Что сделать: Напишите продолжение текста о Лене, её муже Диме и её подругах, начиная сразу после его последнего предложения.

***** Источник

Лена отшучивалась, мол он, как ребенок, ревнует её к подругам. «У меня всегда было много подруг, не все они умны, но я знаю их давно и не могу полностью отказаться от общения и запереться с тобой в четырех стенах», – убеждала она мужа. А тот сердился: «Ты играешь в сестру милосердия, являешь собой жилетку для всех желающих в неё поплакаться, а наш дом превратила в сборище приживалок.
По-крупному они не ссорились – у Лены легкий, веселый нрав, а Дима любит её и не может на неё всерьез сердиться. К женщинам он относится немного свысока, считая их в общей массе мелочными, глупыми и примитивными созданиями. Лишь свою жену он называет «исключением из правил»: «С тобой мне нравится и разговаривать, и даже просто молчать. Но я не имею возможности ни поговорить с тобой без посторонних, ни посидеть в тишине. Если бы твои подруги обладали тактом или были хорошо воспитаны… Любой нормальный человек давно бы понял, что супругов надо хоть иногда оставлять наедине. А твои курицы лезут даже в наши разговоры». «Но Наташе негде жить. Как я могу выгнать её на улицу?» – возразила Лена. «Пусть решает свои проблемы сама. Она уже не маленькая девочка, которую нужно опекать. Быть может, она так часто не цапалась бы со своим мужем и не уходила от него, если бы ей некуда было уйти. А так – ей замечательно живется. На всем готовом и в приятном обществе».

**********
***** Исходные данные

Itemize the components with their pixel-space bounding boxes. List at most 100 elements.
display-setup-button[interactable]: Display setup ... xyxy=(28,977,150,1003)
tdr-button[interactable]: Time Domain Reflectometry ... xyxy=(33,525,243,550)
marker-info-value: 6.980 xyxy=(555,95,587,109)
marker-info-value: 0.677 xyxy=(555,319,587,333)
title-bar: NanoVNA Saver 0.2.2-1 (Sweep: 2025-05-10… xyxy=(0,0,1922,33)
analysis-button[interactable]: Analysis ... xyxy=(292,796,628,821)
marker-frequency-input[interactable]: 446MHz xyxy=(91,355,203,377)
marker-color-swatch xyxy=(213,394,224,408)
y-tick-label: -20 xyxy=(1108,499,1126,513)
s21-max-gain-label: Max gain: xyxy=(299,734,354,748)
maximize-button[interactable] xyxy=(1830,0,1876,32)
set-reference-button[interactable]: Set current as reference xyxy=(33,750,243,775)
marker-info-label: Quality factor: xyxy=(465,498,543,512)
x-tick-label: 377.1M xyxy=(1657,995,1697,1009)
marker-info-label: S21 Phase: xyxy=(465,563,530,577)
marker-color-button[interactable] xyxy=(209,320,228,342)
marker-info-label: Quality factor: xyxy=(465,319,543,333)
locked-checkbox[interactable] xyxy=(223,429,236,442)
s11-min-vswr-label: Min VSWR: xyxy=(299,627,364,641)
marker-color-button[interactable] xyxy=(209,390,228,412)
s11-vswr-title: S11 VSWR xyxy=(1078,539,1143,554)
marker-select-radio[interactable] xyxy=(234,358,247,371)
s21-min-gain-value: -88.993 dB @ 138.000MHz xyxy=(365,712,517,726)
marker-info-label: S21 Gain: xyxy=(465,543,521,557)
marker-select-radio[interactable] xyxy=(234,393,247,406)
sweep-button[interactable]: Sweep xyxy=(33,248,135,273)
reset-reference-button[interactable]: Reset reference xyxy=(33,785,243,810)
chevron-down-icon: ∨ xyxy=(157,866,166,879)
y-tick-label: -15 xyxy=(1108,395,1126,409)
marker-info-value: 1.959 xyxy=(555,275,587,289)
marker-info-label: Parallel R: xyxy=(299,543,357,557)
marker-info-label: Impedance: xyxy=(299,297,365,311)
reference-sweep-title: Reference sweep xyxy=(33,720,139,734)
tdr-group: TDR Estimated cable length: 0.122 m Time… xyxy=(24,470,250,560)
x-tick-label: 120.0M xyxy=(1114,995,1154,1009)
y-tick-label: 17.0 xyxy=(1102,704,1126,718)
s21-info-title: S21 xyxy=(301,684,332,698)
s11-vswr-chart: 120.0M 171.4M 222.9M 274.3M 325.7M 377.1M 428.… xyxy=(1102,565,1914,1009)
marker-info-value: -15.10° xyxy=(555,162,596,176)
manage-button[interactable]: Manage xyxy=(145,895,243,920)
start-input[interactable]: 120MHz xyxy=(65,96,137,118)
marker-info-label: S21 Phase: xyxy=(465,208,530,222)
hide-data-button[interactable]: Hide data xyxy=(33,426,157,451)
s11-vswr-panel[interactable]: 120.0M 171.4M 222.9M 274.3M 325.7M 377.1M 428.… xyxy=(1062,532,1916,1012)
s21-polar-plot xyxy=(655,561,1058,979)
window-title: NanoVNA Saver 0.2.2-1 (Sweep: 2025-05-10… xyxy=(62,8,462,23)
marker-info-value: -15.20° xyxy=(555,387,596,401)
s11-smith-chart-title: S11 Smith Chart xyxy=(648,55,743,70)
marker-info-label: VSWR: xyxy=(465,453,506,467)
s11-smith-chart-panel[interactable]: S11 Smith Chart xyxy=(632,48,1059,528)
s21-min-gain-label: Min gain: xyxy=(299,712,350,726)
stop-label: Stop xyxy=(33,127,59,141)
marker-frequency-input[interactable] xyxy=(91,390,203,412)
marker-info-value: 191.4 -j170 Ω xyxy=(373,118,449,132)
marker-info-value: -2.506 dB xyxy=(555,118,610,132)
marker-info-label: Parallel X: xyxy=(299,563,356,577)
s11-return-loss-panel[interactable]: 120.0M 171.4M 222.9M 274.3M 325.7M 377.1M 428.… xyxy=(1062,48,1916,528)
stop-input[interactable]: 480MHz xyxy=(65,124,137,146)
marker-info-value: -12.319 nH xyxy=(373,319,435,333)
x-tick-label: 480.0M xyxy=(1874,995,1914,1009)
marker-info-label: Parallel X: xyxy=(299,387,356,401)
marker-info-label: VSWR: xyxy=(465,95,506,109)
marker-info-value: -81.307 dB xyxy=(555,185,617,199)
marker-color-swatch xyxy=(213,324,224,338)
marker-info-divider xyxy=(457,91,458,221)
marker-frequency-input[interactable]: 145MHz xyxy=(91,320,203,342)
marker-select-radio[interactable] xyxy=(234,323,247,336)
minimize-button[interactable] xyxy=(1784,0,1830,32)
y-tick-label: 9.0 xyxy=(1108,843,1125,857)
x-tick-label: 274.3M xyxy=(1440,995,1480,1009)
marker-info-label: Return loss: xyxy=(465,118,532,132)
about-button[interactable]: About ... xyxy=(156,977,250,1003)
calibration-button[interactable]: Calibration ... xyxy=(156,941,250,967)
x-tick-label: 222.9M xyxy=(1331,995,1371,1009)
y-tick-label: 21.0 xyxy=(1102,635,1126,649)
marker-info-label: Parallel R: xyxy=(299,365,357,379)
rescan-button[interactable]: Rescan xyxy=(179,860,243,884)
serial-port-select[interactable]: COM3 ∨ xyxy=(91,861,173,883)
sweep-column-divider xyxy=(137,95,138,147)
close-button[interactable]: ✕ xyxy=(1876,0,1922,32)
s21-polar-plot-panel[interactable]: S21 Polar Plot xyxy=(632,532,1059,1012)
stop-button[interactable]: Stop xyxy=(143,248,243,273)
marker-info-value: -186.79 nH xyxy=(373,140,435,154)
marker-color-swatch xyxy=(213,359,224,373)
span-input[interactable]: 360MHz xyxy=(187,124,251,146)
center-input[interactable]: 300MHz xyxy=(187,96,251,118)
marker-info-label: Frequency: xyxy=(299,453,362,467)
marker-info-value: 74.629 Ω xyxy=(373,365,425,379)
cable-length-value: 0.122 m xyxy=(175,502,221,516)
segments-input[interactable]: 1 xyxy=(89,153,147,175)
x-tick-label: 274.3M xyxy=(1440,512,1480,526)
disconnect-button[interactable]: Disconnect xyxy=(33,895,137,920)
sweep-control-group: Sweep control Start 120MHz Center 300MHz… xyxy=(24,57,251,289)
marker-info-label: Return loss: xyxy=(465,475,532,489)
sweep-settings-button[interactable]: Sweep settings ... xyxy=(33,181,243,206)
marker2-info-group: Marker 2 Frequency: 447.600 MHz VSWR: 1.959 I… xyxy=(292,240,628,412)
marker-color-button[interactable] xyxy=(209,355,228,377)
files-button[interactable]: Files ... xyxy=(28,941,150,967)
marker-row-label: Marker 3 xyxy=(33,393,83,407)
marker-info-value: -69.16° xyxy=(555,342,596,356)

**********

Ответ на задание:
Дима не жадный человек, в деньгах жену никогда не ограничивал. Но ведь подруги и в самом деле вели себя по отношению к Лене потребительски. В лучшем случае одна из них по дороге с работы покупала торт или печенье к чаю, но чаще всего они приходили с пустыми руками, а Лена на всех готовила, закупала продукты как на большую семью, хотя их семья фактически состояла из двух человек (детей у них с Димой нет). Дима мне как-то признался, что именно из-за того, что у них нет детей (Лена страдает бесплодием), он и мирился так долго с её подругами, считая, что для жены это своего рода эмоциональная отдушина – некоторые её приятельницы приводили с собой своих чад.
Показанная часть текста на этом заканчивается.